_GIVEN TASK_:
Without the images, write out all of the following entries exactly.

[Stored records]
****************

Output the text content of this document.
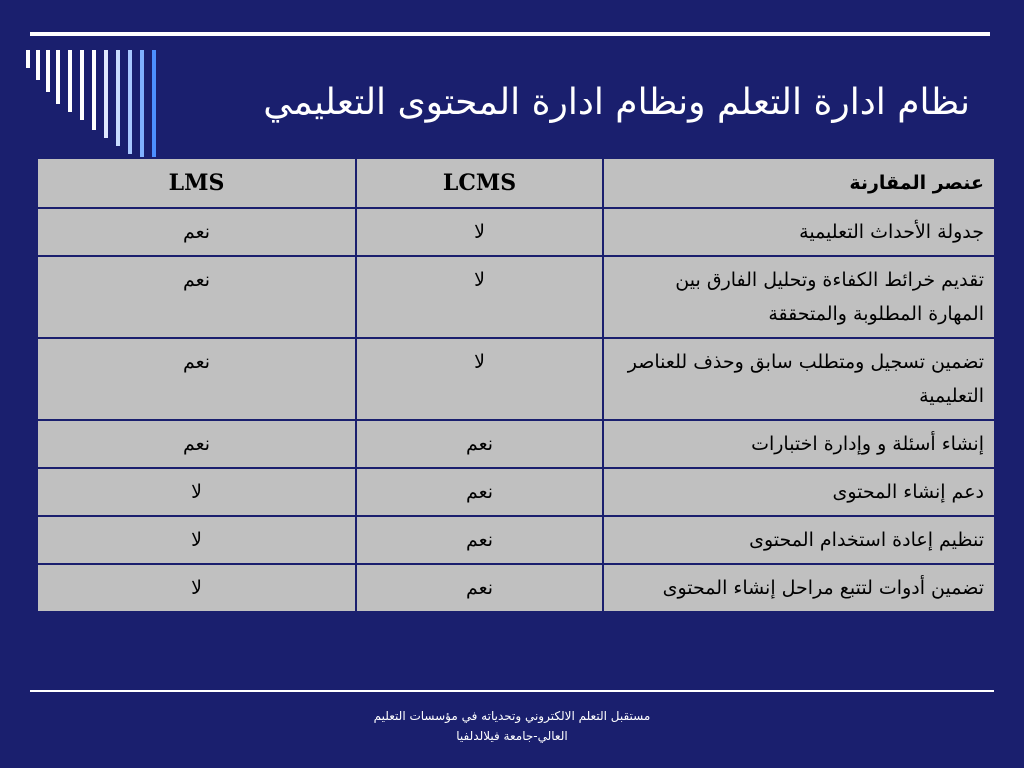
نظام ادارة التعلم ونظام ادارة المحتوى التعليمي
عنصر المقارنة	LCMS	LMS
جدولة الأحداث التعليمية	لا	نعم
تقديم خرائط الكفاءة وتحليل الفارق بين المهارة المطلوبة والمتحققة	لا	نعم
تضمين تسجيل ومتطلب سابق وحذف للعناصر التعليمية	لا	نعم
إنشاء أسئلة و وإدارة اختبارات	نعم	نعم
دعم إنشاء المحتوى	نعم	لا
تنظيم إعادة استخدام المحتوى	نعم	لا
تضمين أدوات لتتبع مراحل إنشاء المحتوى	نعم	لا
مستقبل التعلم الالكتروني وتحدياته في مؤسسات التعليم
العالي-جامعة فيلالدلفيا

****************

_ANSWER TO THE TASK_:
Output the text content of this document.
نظام ادارة التعلم ونظام ادارة المحتوى التعليمي
عنصر المقارنة	LCMS	LMS
جدولة الأحداث التعليمية	لا	نعم
تقديم خرائط الكفاءة وتحليل الفارق بين المهارة المطلوبة والمتحققة	لا	نعم
تضمين تسجيل ومتطلب سابق وحذف للعناصر التعليمية	لا	نعم
إنشاء أسئلة و وإدارة اختبارات	نعم	نعم
دعم إنشاء المحتوى	نعم	لا
تنظيم إعادة استخدام المحتوى	نعم	لا
تضمين أدوات لتتبع مراحل إنشاء المحتوى	نعم	لا
مستقبل التعلم الالكتروني وتحدياته في مؤسسات التعليم
العالي-جامعة فيلالدلفيا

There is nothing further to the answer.